▶ [Given records]

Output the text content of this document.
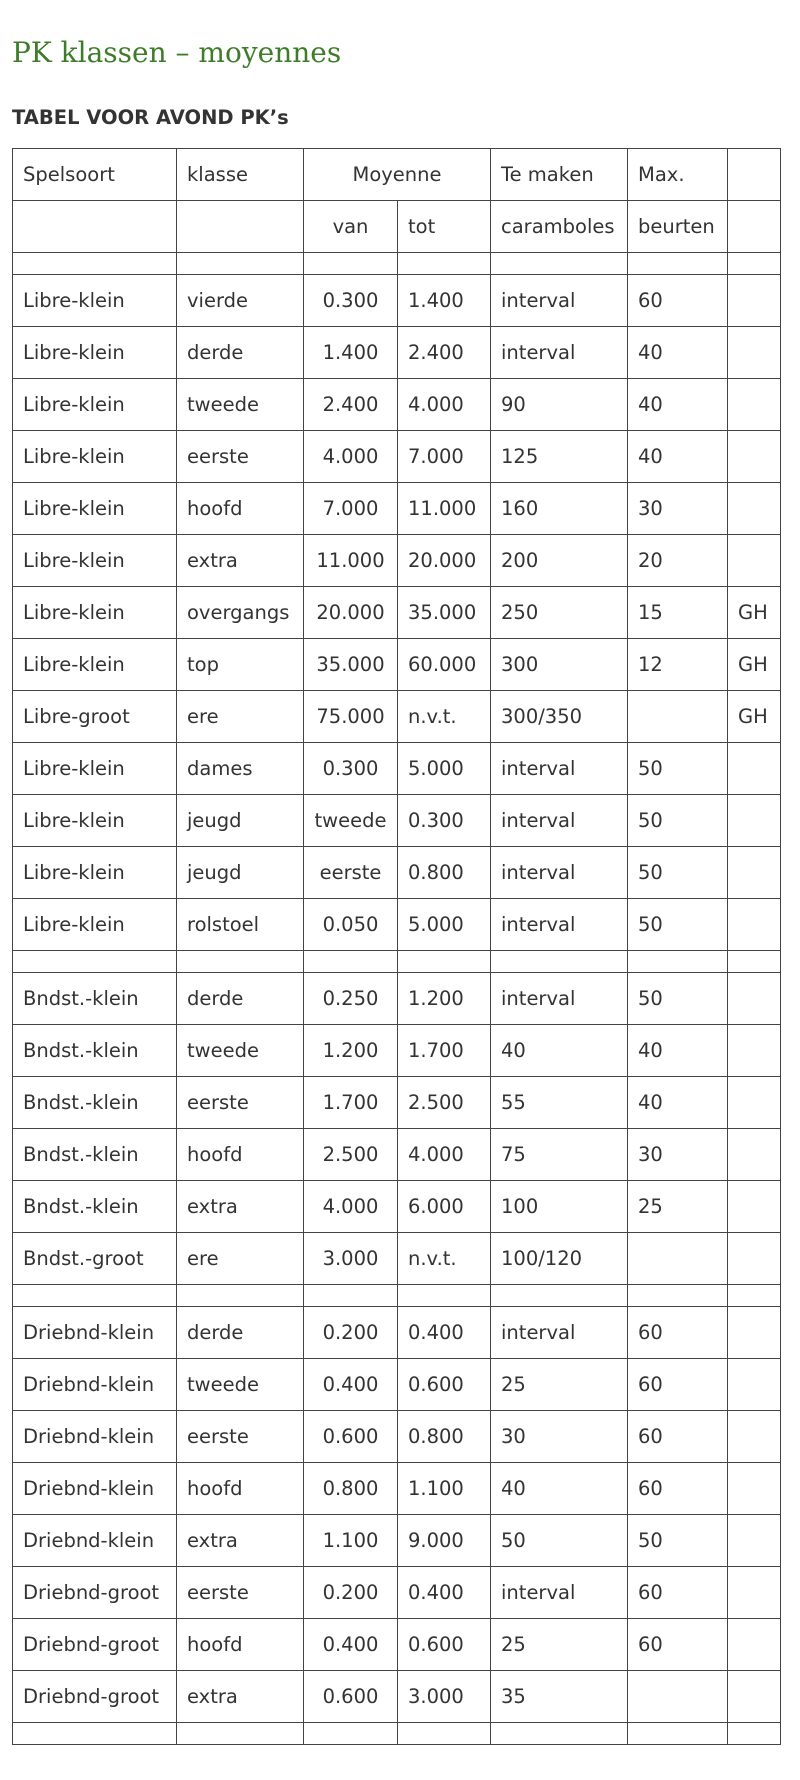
PK klassen – moyennes
TABEL VOOR AVOND PK’s
Spelsoort	klasse	Moyenne		Te maken	Max.	
		van	tot	caramboles	beurten	

Libre-klein	vierde	0.300	1.400	interval	60	
Libre-klein	derde	1.400	2.400	interval	40	
Libre-klein	tweede	2.400	4.000	90	40	
Libre-klein	eerste	4.000	7.000	125	40	
Libre-klein	hoofd	7.000	11.000	160	30	
Libre-klein	extra	11.000	20.000	200	20	
Libre-klein	overgangs	20.000	35.000	250	15	GH
Libre-klein	top	35.000	60.000	300	12	GH
Libre-groot	ere	75.000	n.v.t.	300/350		GH
Libre-klein	dames	0.300	5.000	interval	50	
Libre-klein	jeugd	tweede	0.300	interval	50	
Libre-klein	jeugd	eerste	0.800	interval	50	
Libre-klein	rolstoel	0.050	5.000	interval	50	

Bndst.-klein	derde	0.250	1.200	interval	50	
Bndst.-klein	tweede	1.200	1.700	40	40	
Bndst.-klein	eerste	1.700	2.500	55	40	
Bndst.-klein	hoofd	2.500	4.000	75	30	
Bndst.-klein	extra	4.000	6.000	100	25	
Bndst.-groot	ere	3.000	n.v.t.	100/120		

Driebnd-klein	derde	0.200	0.400	interval	60	
Driebnd-klein	tweede	0.400	0.600	25	60	
Driebnd-klein	eerste	0.600	0.800	30	60	
Driebnd-klein	hoofd	0.800	1.100	40	60	
Driebnd-klein	extra	1.100	9.000	50	50	
Driebnd-groot	eerste	0.200	0.400	interval	60	
Driebnd-groot	hoofd	0.400	0.600	25	60	
Driebnd-groot	extra	0.600	3.000	35		
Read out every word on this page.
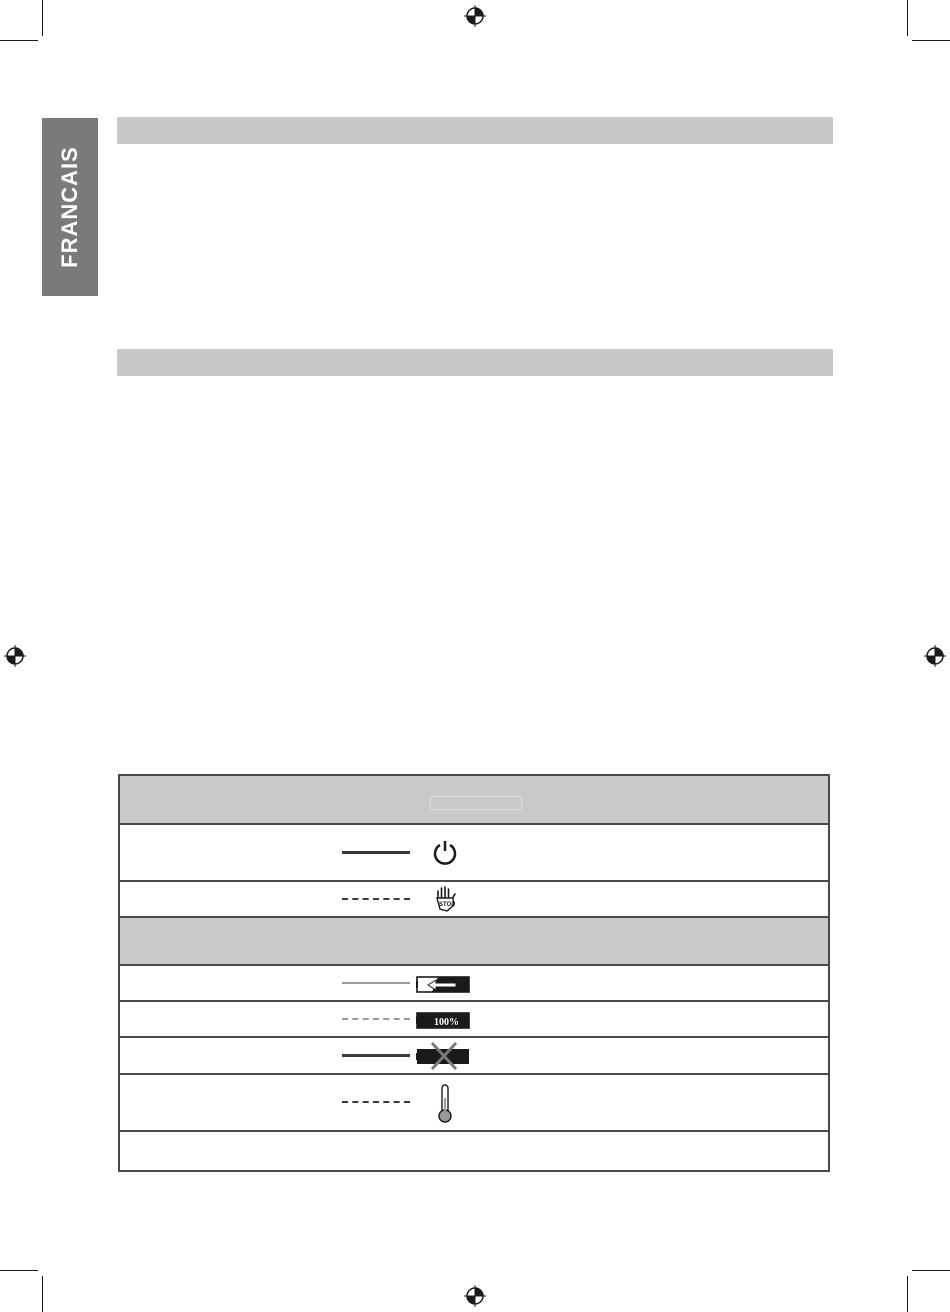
FRANCAIS
STOP
100%
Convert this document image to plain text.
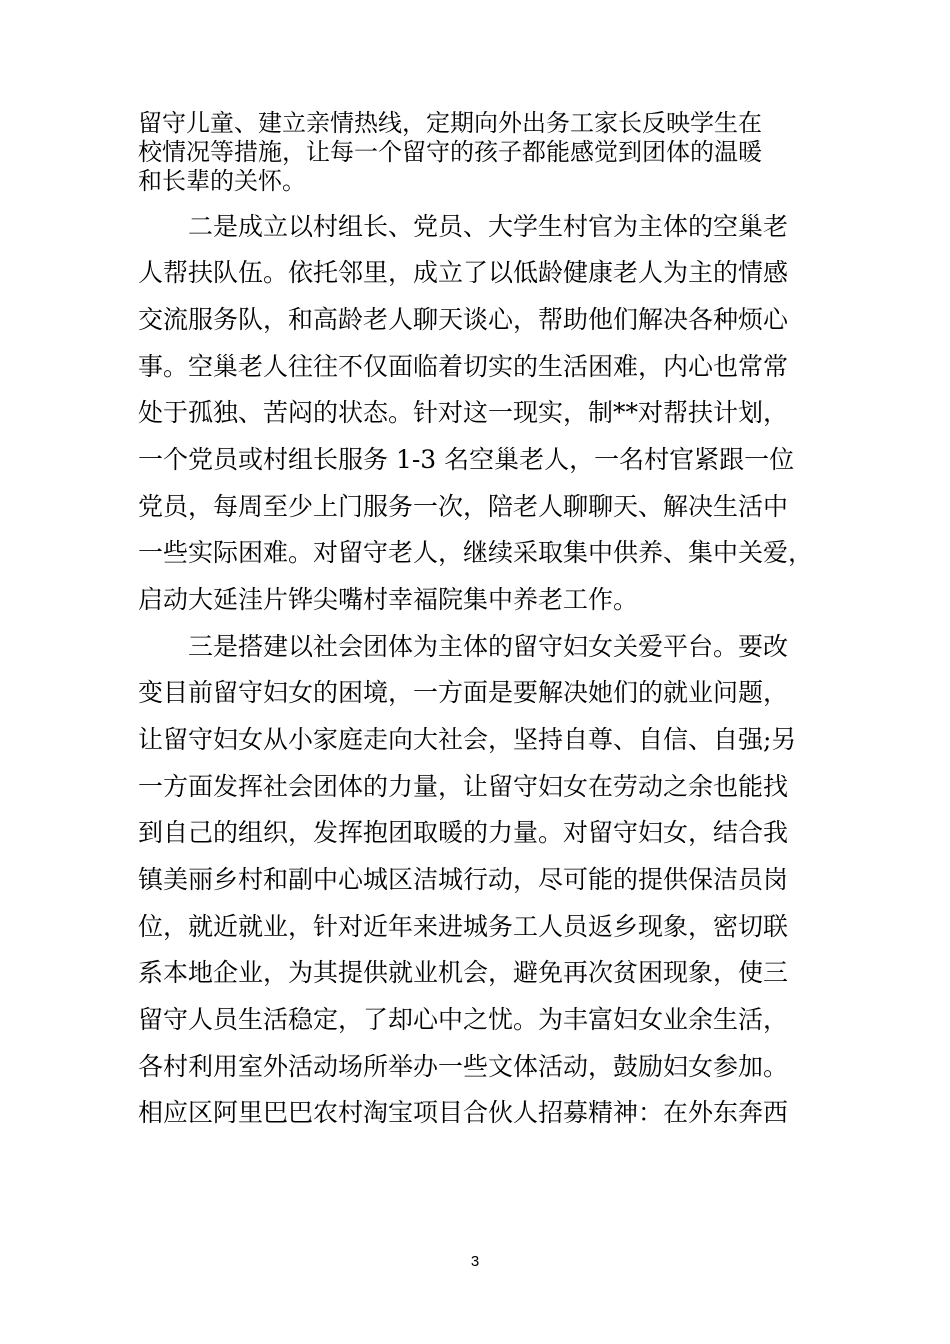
留守儿童、建立亲情热线，定期向外出务工家长反映学生在
校情况等措施，让每一个留守的孩子都能感觉到团体的温暖
和长辈的关怀。
　　二是成立以村组长、党员、大学生村官为主体的空巢老
人帮扶队伍。依托邻里，成立了以低龄健康老人为主的情感
交流服务队，和高龄老人聊天谈心，帮助他们解决各种烦心
事。空巢老人往往不仅面临着切实的生活困难，内心也常常
处于孤独、苦闷的状态。针对这一现实，制**对帮扶计划，
一个党员或村组长服务 1-3 名空巢老人，一名村官紧跟一位
党员，每周至少上门服务一次，陪老人聊聊天、解决生活中
一些实际困难。对留守老人，继续采取集中供养、集中关爱，
启动大延洼片铧尖嘴村幸福院集中养老工作。
　　三是搭建以社会团体为主体的留守妇女关爱平台。要改
变目前留守妇女的困境，一方面是要解决她们的就业问题，
让留守妇女从小家庭走向大社会，坚持自尊、自信、自强;另
一方面发挥社会团体的力量，让留守妇女在劳动之余也能找
到自己的组织，发挥抱团取暖的力量。对留守妇女，结合我
镇美丽乡村和副中心城区洁城行动，尽可能的提供保洁员岗
位，就近就业，针对近年来进城务工人员返乡现象，密切联
系本地企业，为其提供就业机会，避免再次贫困现象，使三
留守人员生活稳定，了却心中之忧。为丰富妇女业余生活，
各村利用室外活动场所举办一些文体活动，鼓励妇女参加。
相应区阿里巴巴农村淘宝项目合伙人招募精神：在外东奔西
3
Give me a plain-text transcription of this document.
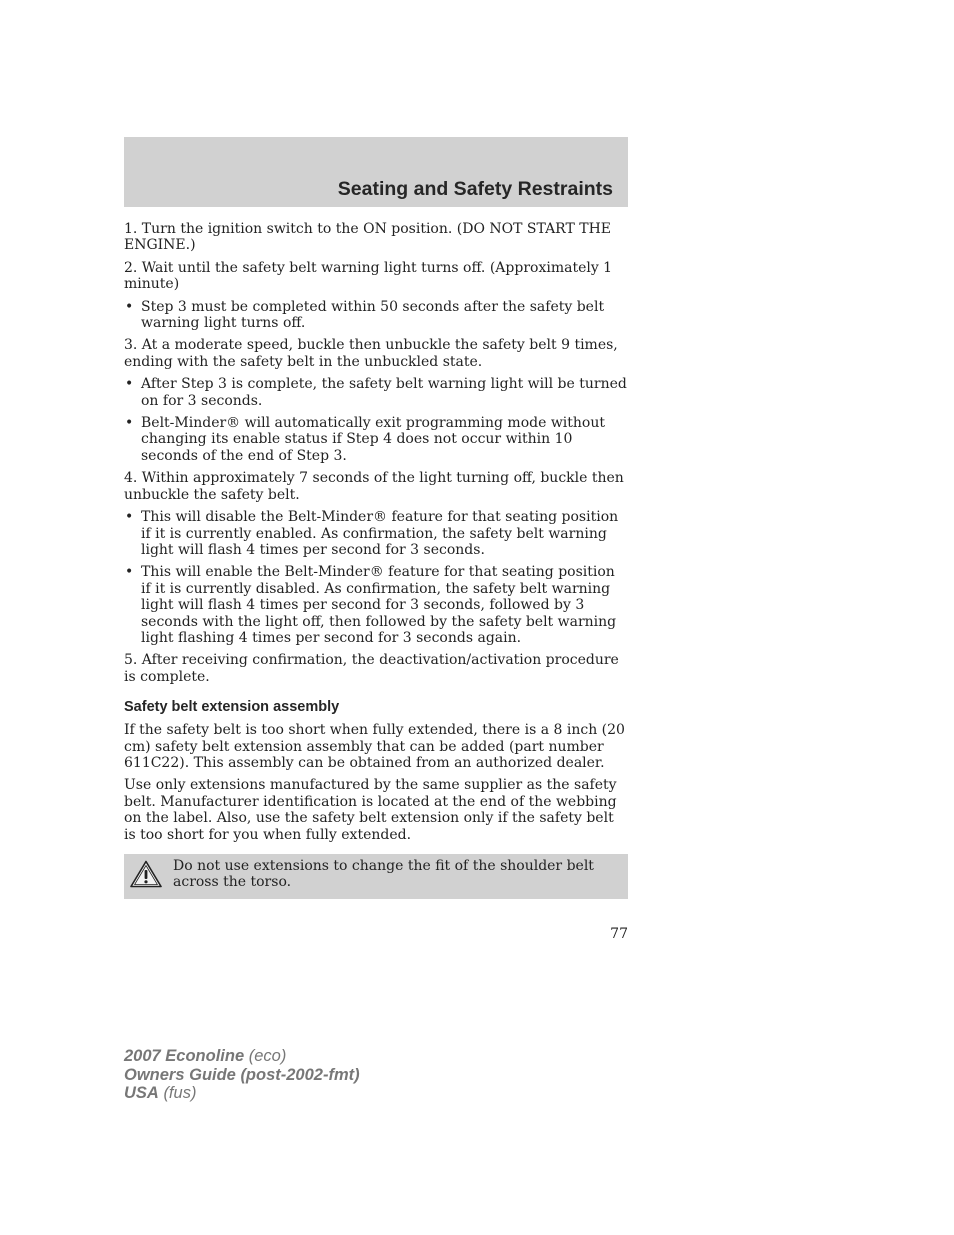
Seating and Safety Restraints

1. Turn the ignition switch to the ON position. (DO NOT START THE ENGINE.)

2. Wait until the safety belt warning light turns off. (Approximately 1 minute)

• Step 3 must be completed within 50 seconds after the safety belt warning light turns off.

3. At a moderate speed, buckle then unbuckle the safety belt 9 times, ending with the safety belt in the unbuckled state.

• After Step 3 is complete, the safety belt warning light will be turned on for 3 seconds.
• Belt-Minder® will automatically exit programming mode without changing its enable status if Step 4 does not occur within 10 seconds of the end of Step 3.

4. Within approximately 7 seconds of the light turning off, buckle then unbuckle the safety belt.

• This will disable the Belt-Minder® feature for that seating position if it is currently enabled. As confirmation, the safety belt warning light will flash 4 times per second for 3 seconds.
• This will enable the Belt-Minder® feature for that seating position if it is currently disabled. As confirmation, the safety belt warning light will flash 4 times per second for 3 seconds, followed by 3 seconds with the light off, then followed by the safety belt warning light flashing 4 times per second for 3 seconds again.

5. After receiving confirmation, the deactivation/activation procedure is complete.

Safety belt extension assembly

If the safety belt is too short when fully extended, there is a 8 inch (20 cm) safety belt extension assembly that can be added (part number 611C22). This assembly can be obtained from an authorized dealer.

Use only extensions manufactured by the same supplier as the safety belt. Manufacturer identification is located at the end of the webbing on the label. Also, use the safety belt extension only if the safety belt is too short for you when fully extended.

Do not use extensions to change the fit of the shoulder belt across the torso.

77
2007 Econoline (eco)
Owners Guide (post-2002-fmt)
USA (fus)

▶ [What is being asked] Omit every image. Quote each record exactly.

▶ [Response]
Output the text content of this document.
PK klassen – moyennes
TABEL VOOR AVOND PK’s
Spelsoort	klasse	Moyenne		Te maken	Max.	
		van	tot	caramboles	beurten	

Libre-klein	vierde	0.300	1.400	interval	60	
Libre-klein	derde	1.400	2.400	interval	40	
Libre-klein	tweede	2.400	4.000	90	40	
Libre-klein	eerste	4.000	7.000	125	40	
Libre-klein	hoofd	7.000	11.000	160	30	
Libre-klein	extra	11.000	20.000	200	20	
Libre-klein	overgangs	20.000	35.000	250	15	GH
Libre-klein	top	35.000	60.000	300	12	GH
Libre-groot	ere	75.000	n.v.t.	300/350		GH
Libre-klein	dames	0.300	5.000	interval	50	
Libre-klein	jeugd	tweede	0.300	interval	50	
Libre-klein	jeugd	eerste	0.800	interval	50	
Libre-klein	rolstoel	0.050	5.000	interval	50	

Bndst.-klein	derde	0.250	1.200	interval	50	
Bndst.-klein	tweede	1.200	1.700	40	40	
Bndst.-klein	eerste	1.700	2.500	55	40	
Bndst.-klein	hoofd	2.500	4.000	75	30	
Bndst.-klein	extra	4.000	6.000	100	25	
Bndst.-groot	ere	3.000	n.v.t.	100/120		

Driebnd-klein	derde	0.200	0.400	interval	60	
Driebnd-klein	tweede	0.400	0.600	25	60	
Driebnd-klein	eerste	0.600	0.800	30	60	
Driebnd-klein	hoofd	0.800	1.100	40	60	
Driebnd-klein	extra	1.100	9.000	50	50	
Driebnd-groot	eerste	0.200	0.400	interval	60	
Driebnd-groot	hoofd	0.400	0.600	25	60	
Driebnd-groot	extra	0.600	3.000	35		
Read out every word on this page.
FRANCAIS
STOP
100%
Convert this document image to plain text.
留守儿童、建立亲情热线，定期向外出务工家长反映学生在
校情况等措施，让每一个留守的孩子都能感觉到团体的温暖
和长辈的关怀。
　　二是成立以村组长、党员、大学生村官为主体的空巢老
人帮扶队伍。依托邻里，成立了以低龄健康老人为主的情感
交流服务队，和高龄老人聊天谈心，帮助他们解决各种烦心
事。空巢老人往往不仅面临着切实的生活困难，内心也常常
处于孤独、苦闷的状态。针对这一现实，制**对帮扶计划，
一个党员或村组长服务 1-3 名空巢老人，一名村官紧跟一位
党员，每周至少上门服务一次，陪老人聊聊天、解决生活中
一些实际困难。对留守老人，继续采取集中供养、集中关爱，
启动大延洼片铧尖嘴村幸福院集中养老工作。
　　三是搭建以社会团体为主体的留守妇女关爱平台。要改
变目前留守妇女的困境，一方面是要解决她们的就业问题，
让留守妇女从小家庭走向大社会，坚持自尊、自信、自强;另
一方面发挥社会团体的力量，让留守妇女在劳动之余也能找
到自己的组织，发挥抱团取暖的力量。对留守妇女，结合我
镇美丽乡村和副中心城区洁城行动，尽可能的提供保洁员岗
位，就近就业，针对近年来进城务工人员返乡现象，密切联
系本地企业，为其提供就业机会，避免再次贫困现象，使三
留守人员生活稳定，了却心中之忧。为丰富妇女业余生活，
各村利用室外活动场所举办一些文体活动，鼓励妇女参加。
相应区阿里巴巴农村淘宝项目合伙人招募精神：在外东奔西
3
Give me a plain-text transcription of this document.
Seating and Safety Restraints

1. Turn the ignition switch to the ON position. (DO NOT START THE ENGINE.)

2. Wait until the safety belt warning light turns off. (Approximately 1 minute)

• Step 3 must be completed within 50 seconds after the safety belt warning light turns off.

3. At a moderate speed, buckle then unbuckle the safety belt 9 times, ending with the safety belt in the unbuckled state.

• After Step 3 is complete, the safety belt warning light will be turned on for 3 seconds.
• Belt-Minder® will automatically exit programming mode without changing its enable status if Step 4 does not occur within 10 seconds of the end of Step 3.

4. Within approximately 7 seconds of the light turning off, buckle then unbuckle the safety belt.

• This will disable the Belt-Minder® feature for that seating position if it is currently enabled. As confirmation, the safety belt warning light will flash 4 times per second for 3 seconds.
• This will enable the Belt-Minder® feature for that seating position if it is currently disabled. As confirmation, the safety belt warning light will flash 4 times per second for 3 seconds, followed by 3 seconds with the light off, then followed by the safety belt warning light flashing 4 times per second for 3 seconds again.

5. After receiving confirmation, the deactivation/activation procedure is complete.

Safety belt extension assembly

If the safety belt is too short when fully extended, there is a 8 inch (20 cm) safety belt extension assembly that can be added (part number 611C22). This assembly can be obtained from an authorized dealer.

Use only extensions manufactured by the same supplier as the safety belt. Manufacturer identification is located at the end of the webbing on the label. Also, use the safety belt extension only if the safety belt is too short for you when fully extended.

Do not use extensions to change the fit of the shoulder belt across the torso.

77
2007 Econoline (eco)
Owners Guide (post-2002-fmt)
USA (fus)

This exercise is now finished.